◆ What you have to do: Each entry that follows is to be retyped exactly. Pictures do not belong in the copy.

◆ Extracted records:
»»

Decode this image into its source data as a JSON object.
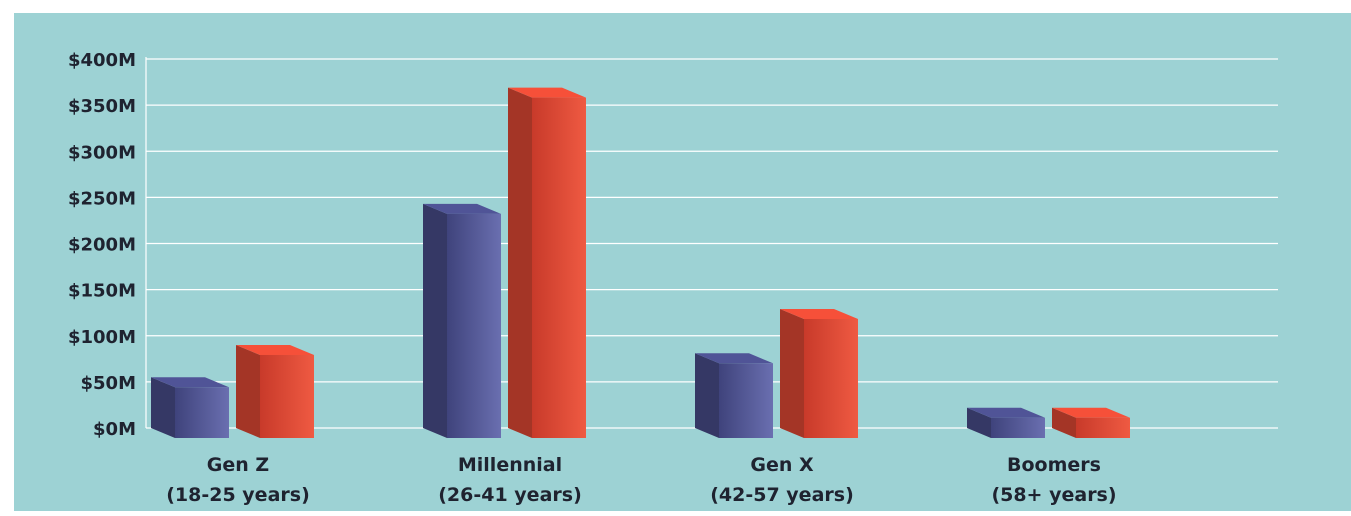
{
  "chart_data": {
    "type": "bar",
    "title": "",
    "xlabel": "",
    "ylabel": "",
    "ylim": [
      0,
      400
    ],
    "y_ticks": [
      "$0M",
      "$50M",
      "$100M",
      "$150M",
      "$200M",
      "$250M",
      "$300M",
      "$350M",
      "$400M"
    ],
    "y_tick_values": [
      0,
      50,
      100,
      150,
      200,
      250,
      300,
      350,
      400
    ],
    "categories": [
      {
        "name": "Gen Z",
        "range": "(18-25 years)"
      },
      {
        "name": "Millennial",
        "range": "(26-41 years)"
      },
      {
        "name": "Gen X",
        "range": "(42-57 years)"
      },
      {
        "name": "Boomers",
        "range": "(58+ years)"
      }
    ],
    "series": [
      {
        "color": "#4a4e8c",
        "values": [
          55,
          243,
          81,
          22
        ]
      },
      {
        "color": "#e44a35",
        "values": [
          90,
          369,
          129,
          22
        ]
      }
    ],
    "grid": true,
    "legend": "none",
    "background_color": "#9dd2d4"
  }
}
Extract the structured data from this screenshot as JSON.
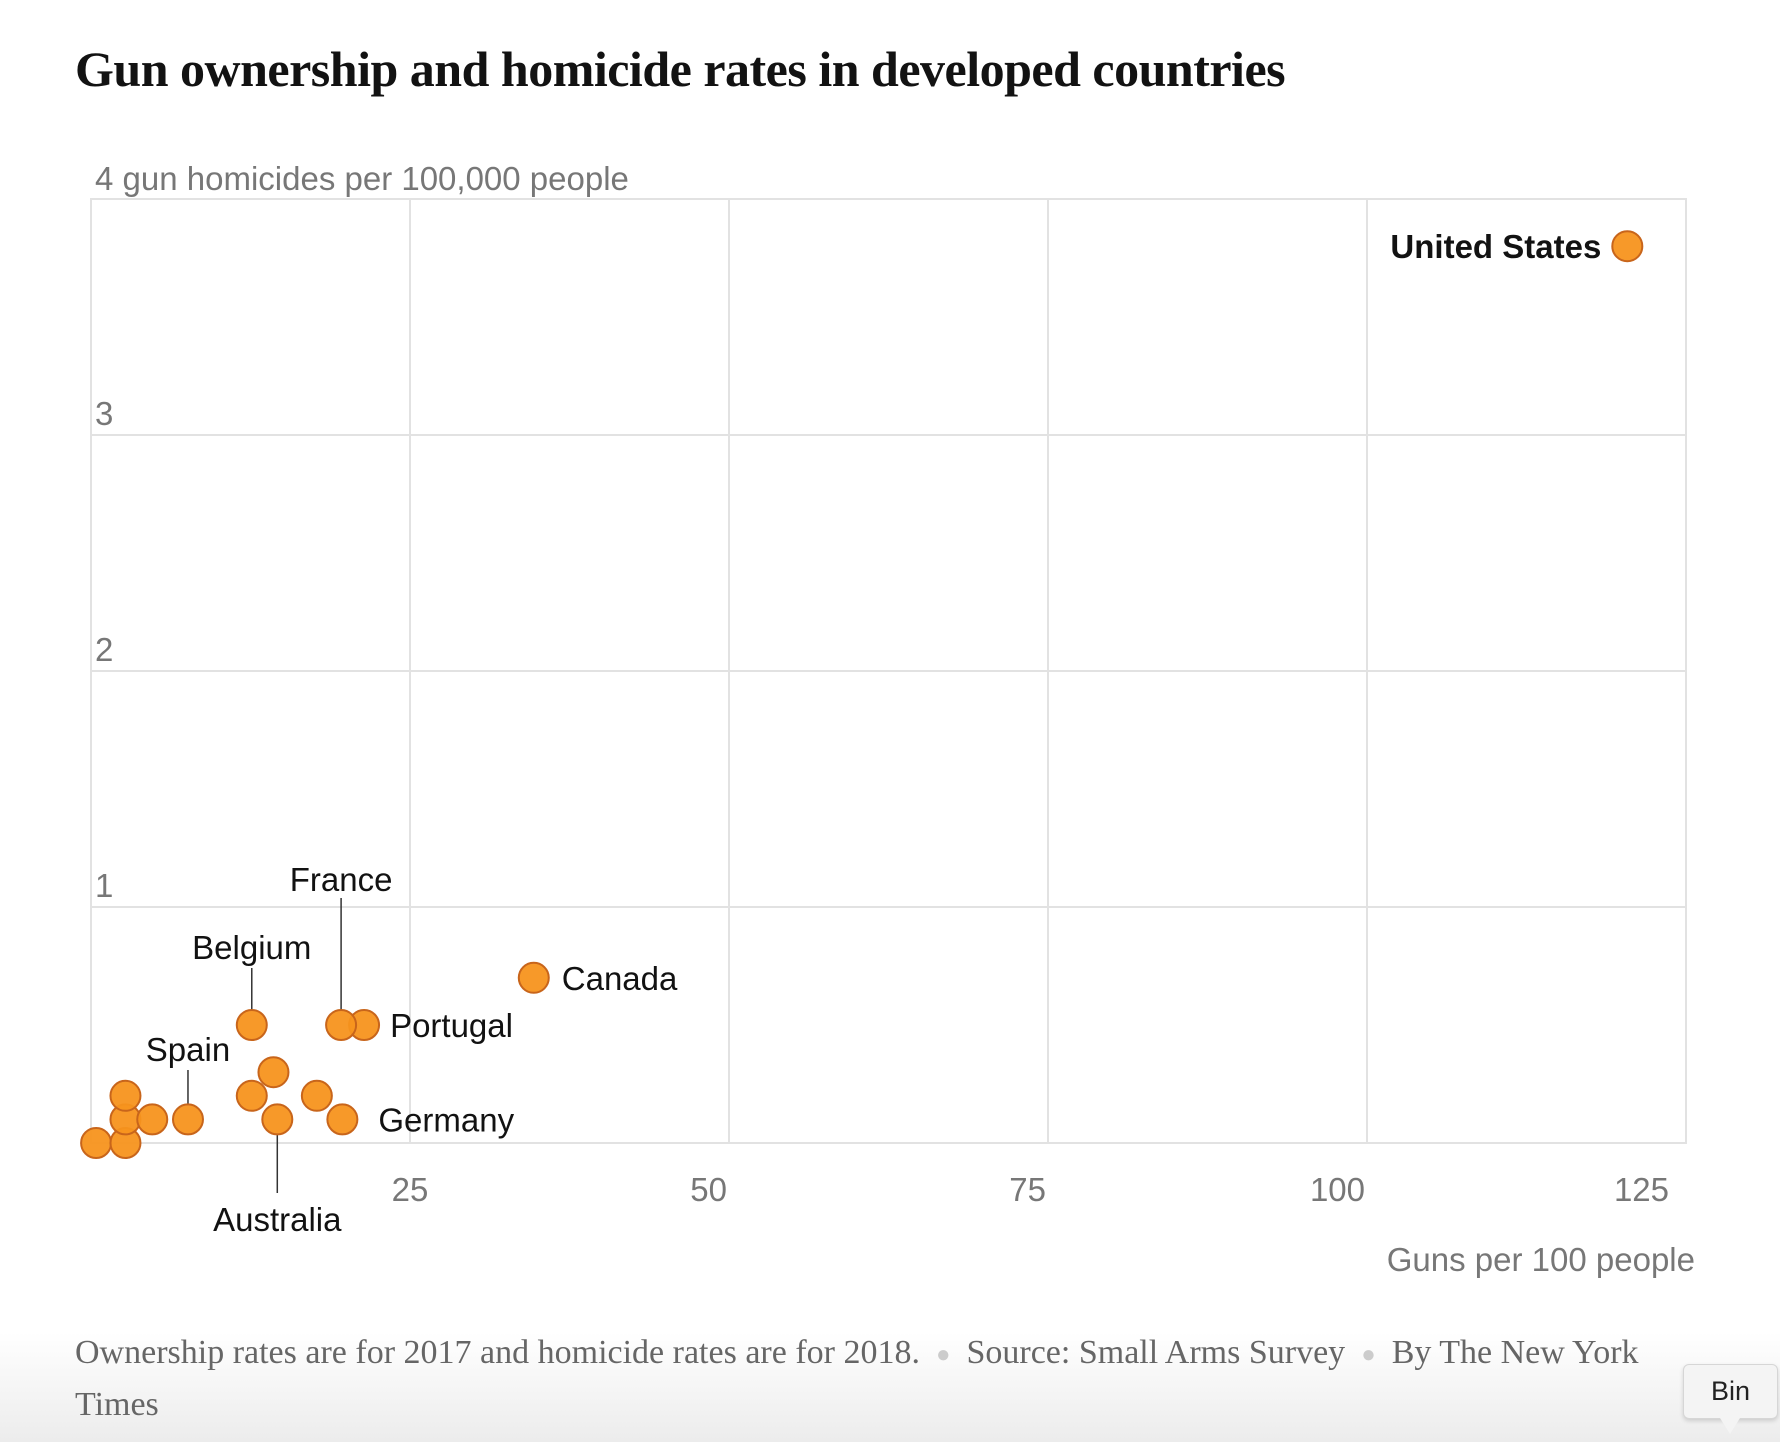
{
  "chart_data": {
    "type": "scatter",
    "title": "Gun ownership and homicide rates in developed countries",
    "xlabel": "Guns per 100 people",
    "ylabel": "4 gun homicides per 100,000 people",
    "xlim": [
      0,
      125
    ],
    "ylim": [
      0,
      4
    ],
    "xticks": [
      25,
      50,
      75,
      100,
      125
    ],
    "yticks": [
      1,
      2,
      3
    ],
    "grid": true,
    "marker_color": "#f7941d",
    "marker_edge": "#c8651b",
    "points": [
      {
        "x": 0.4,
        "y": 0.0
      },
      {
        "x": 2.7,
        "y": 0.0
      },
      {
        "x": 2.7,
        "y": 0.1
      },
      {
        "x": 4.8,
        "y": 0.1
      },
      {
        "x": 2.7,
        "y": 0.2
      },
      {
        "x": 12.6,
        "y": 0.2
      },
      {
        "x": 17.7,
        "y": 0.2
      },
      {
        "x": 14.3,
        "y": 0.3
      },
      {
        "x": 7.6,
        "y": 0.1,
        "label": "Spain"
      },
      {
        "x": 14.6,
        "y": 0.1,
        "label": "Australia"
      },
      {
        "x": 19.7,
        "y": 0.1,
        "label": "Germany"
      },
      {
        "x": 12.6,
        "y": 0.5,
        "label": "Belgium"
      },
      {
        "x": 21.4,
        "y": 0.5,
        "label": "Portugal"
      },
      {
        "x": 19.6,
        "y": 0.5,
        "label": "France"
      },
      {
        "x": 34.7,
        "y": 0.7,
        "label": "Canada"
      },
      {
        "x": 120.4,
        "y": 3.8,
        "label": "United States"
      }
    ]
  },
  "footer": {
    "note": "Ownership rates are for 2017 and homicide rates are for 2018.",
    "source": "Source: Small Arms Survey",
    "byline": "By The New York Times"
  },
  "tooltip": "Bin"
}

««

◆ Problem solution:
Decode this image into its source data as a JSON object.
{
  "chart_data": {
    "type": "bar",
    "title": "",
    "xlabel": "",
    "ylabel": "",
    "ylim": [
      0,
      400
    ],
    "y_ticks": [
      "$0M",
      "$50M",
      "$100M",
      "$150M",
      "$200M",
      "$250M",
      "$300M",
      "$350M",
      "$400M"
    ],
    "y_tick_values": [
      0,
      50,
      100,
      150,
      200,
      250,
      300,
      350,
      400
    ],
    "categories": [
      {
        "name": "Gen Z",
        "range": "(18-25 years)"
      },
      {
        "name": "Millennial",
        "range": "(26-41 years)"
      },
      {
        "name": "Gen X",
        "range": "(42-57 years)"
      },
      {
        "name": "Boomers",
        "range": "(58+ years)"
      }
    ],
    "series": [
      {
        "color": "#4a4e8c",
        "values": [
          55,
          243,
          81,
          22
        ]
      },
      {
        "color": "#e44a35",
        "values": [
          90,
          369,
          129,
          22
        ]
      }
    ],
    "grid": true,
    "legend": "none",
    "background_color": "#9dd2d4"
  }
}
Extract the structured data from this screenshot as JSON.
{
  "chart_data": {
    "type": "scatter",
    "title": "Gun ownership and homicide rates in developed countries",
    "xlabel": "Guns per 100 people",
    "ylabel": "4 gun homicides per 100,000 people",
    "xlim": [
      0,
      125
    ],
    "ylim": [
      0,
      4
    ],
    "xticks": [
      25,
      50,
      75,
      100,
      125
    ],
    "yticks": [
      1,
      2,
      3
    ],
    "grid": true,
    "marker_color": "#f7941d",
    "marker_edge": "#c8651b",
    "points": [
      {
        "x": 0.4,
        "y": 0.0
      },
      {
        "x": 2.7,
        "y": 0.0
      },
      {
        "x": 2.7,
        "y": 0.1
      },
      {
        "x": 4.8,
        "y": 0.1
      },
      {
        "x": 2.7,
        "y": 0.2
      },
      {
        "x": 12.6,
        "y": 0.2
      },
      {
        "x": 17.7,
        "y": 0.2
      },
      {
        "x": 14.3,
        "y": 0.3
      },
      {
        "x": 7.6,
        "y": 0.1,
        "label": "Spain"
      },
      {
        "x": 14.6,
        "y": 0.1,
        "label": "Australia"
      },
      {
        "x": 19.7,
        "y": 0.1,
        "label": "Germany"
      },
      {
        "x": 12.6,
        "y": 0.5,
        "label": "Belgium"
      },
      {
        "x": 21.4,
        "y": 0.5,
        "label": "Portugal"
      },
      {
        "x": 19.6,
        "y": 0.5,
        "label": "France"
      },
      {
        "x": 34.7,
        "y": 0.7,
        "label": "Canada"
      },
      {
        "x": 120.4,
        "y": 3.8,
        "label": "United States"
      }
    ]
  },
  "footer": {
    "note": "Ownership rates are for 2017 and homicide rates are for 2018.",
    "source": "Source: Small Arms Survey",
    "byline": "By The New York Times"
  },
  "tooltip": "Bin"
}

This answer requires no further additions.